>> start DATASET CONTENT

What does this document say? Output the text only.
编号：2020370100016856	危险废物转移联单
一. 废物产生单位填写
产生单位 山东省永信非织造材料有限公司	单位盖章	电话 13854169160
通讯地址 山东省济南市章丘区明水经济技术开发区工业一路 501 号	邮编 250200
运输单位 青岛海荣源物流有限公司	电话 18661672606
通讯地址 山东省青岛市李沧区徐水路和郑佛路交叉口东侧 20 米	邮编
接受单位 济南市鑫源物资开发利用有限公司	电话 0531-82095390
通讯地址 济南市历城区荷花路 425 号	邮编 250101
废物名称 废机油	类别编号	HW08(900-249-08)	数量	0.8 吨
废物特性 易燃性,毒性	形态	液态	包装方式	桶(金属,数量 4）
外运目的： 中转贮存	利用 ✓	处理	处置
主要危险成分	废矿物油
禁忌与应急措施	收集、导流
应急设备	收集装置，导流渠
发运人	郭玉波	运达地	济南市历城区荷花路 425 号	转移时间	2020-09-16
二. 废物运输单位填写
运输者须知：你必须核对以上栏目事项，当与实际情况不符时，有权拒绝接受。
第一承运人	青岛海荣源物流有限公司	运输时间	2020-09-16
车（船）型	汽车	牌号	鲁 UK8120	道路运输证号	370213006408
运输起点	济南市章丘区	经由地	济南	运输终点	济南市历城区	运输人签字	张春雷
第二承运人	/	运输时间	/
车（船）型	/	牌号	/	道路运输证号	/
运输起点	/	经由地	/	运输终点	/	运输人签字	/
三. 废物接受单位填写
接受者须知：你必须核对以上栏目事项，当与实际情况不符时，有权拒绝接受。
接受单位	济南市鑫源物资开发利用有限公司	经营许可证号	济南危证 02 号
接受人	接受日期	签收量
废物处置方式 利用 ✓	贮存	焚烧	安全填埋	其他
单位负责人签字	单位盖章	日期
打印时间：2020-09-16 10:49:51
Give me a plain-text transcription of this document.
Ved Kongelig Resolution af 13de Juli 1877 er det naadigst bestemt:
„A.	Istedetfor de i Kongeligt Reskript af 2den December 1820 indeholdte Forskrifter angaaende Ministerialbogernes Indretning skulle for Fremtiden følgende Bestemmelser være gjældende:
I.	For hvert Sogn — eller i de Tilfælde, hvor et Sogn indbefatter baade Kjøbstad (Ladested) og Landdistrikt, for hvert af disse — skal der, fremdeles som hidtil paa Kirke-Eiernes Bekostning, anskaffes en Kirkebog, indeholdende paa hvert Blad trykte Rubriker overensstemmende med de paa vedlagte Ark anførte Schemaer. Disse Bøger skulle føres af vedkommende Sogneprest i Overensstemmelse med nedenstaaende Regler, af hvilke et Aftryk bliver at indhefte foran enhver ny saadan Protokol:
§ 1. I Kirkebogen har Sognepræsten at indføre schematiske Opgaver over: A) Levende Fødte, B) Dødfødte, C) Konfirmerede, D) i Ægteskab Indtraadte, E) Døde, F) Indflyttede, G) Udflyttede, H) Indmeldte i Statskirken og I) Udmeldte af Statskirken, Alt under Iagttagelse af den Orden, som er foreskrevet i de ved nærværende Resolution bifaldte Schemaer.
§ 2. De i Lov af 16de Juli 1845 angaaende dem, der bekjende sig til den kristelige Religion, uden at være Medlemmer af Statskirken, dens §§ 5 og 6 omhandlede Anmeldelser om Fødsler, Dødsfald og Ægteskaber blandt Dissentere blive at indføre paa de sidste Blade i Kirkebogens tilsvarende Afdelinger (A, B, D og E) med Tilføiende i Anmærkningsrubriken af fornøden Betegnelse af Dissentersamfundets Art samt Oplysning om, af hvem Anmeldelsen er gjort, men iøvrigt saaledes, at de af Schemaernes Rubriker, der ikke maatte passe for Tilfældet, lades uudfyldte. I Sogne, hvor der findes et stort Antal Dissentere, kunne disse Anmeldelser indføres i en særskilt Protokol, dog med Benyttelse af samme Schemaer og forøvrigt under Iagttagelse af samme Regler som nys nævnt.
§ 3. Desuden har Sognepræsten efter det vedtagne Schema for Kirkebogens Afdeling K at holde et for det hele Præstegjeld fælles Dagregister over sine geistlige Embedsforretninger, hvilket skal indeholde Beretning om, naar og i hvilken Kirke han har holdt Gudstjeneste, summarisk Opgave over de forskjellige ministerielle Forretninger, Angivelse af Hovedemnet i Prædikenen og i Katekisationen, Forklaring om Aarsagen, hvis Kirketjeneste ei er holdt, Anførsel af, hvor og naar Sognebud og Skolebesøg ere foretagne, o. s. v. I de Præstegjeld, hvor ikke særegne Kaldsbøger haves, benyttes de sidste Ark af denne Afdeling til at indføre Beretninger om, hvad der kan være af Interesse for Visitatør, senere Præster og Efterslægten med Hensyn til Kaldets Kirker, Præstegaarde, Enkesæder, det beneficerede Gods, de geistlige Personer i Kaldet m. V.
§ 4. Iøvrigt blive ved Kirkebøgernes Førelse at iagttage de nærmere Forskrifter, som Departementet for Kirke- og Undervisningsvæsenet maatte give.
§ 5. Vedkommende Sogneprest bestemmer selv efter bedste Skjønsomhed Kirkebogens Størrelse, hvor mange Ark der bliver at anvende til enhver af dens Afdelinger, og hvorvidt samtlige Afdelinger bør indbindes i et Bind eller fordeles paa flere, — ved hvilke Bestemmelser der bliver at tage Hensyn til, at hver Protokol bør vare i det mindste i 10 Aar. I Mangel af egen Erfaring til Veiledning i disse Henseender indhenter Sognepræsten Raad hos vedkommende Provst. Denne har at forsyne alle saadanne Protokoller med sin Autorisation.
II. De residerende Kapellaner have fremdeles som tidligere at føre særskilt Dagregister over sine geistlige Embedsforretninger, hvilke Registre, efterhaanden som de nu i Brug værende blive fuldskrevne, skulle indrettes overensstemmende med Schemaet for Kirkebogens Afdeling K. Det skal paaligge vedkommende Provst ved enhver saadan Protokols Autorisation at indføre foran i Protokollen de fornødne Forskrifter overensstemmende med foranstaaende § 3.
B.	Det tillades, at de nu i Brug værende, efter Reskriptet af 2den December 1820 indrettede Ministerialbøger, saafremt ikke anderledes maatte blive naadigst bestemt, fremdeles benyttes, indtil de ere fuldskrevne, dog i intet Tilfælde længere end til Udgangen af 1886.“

>> end DATASET CONTENT

SHORT PROBLEM: Only a number is wanted: how many lines of the material include the word "naadigst".

TASK SOLUTION: 2